• What the task requires
Repeat the listing that follows, character for character, minus the pictures.

Data supplied start

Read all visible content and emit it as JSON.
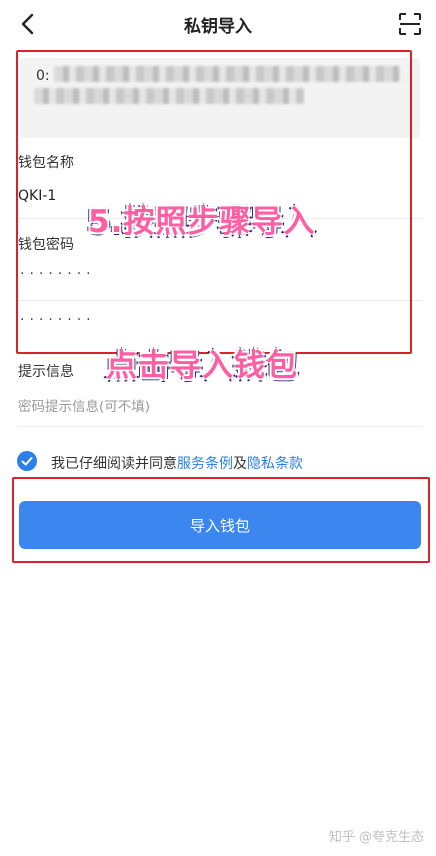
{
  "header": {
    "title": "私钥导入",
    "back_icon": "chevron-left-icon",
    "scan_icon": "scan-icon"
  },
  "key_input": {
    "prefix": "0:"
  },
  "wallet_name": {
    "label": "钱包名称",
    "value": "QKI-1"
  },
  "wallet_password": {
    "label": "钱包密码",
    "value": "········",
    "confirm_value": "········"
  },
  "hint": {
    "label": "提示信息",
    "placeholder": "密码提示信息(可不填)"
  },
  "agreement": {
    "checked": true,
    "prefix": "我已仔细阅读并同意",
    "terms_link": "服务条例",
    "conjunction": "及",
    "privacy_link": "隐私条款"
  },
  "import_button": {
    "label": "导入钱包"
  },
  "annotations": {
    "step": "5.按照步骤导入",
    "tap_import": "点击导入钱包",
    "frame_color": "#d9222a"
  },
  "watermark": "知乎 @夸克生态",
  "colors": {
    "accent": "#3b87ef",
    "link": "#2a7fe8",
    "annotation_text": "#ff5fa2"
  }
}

Data supplied end

• Answer to the problem
Read all visible content and emit it as JSON.
{
  "header": {
    "title": "私钥导入",
    "back_icon": "chevron-left-icon",
    "scan_icon": "scan-icon"
  },
  "key_input": {
    "prefix": "0:"
  },
  "wallet_name": {
    "label": "钱包名称",
    "value": "QKI-1"
  },
  "wallet_password": {
    "label": "钱包密码",
    "value": "········",
    "confirm_value": "········"
  },
  "hint": {
    "label": "提示信息",
    "placeholder": "密码提示信息(可不填)"
  },
  "agreement": {
    "checked": true,
    "prefix": "我已仔细阅读并同意",
    "terms_link": "服务条例",
    "conjunction": "及",
    "privacy_link": "隐私条款"
  },
  "import_button": {
    "label": "导入钱包"
  },
  "annotations": {
    "step": "5.按照步骤导入",
    "tap_import": "点击导入钱包",
    "frame_color": "#d9222a"
  },
  "watermark": "知乎 @夸克生态",
  "colors": {
    "accent": "#3b87ef",
    "link": "#2a7fe8",
    "annotation_text": "#ff5fa2"
  }
}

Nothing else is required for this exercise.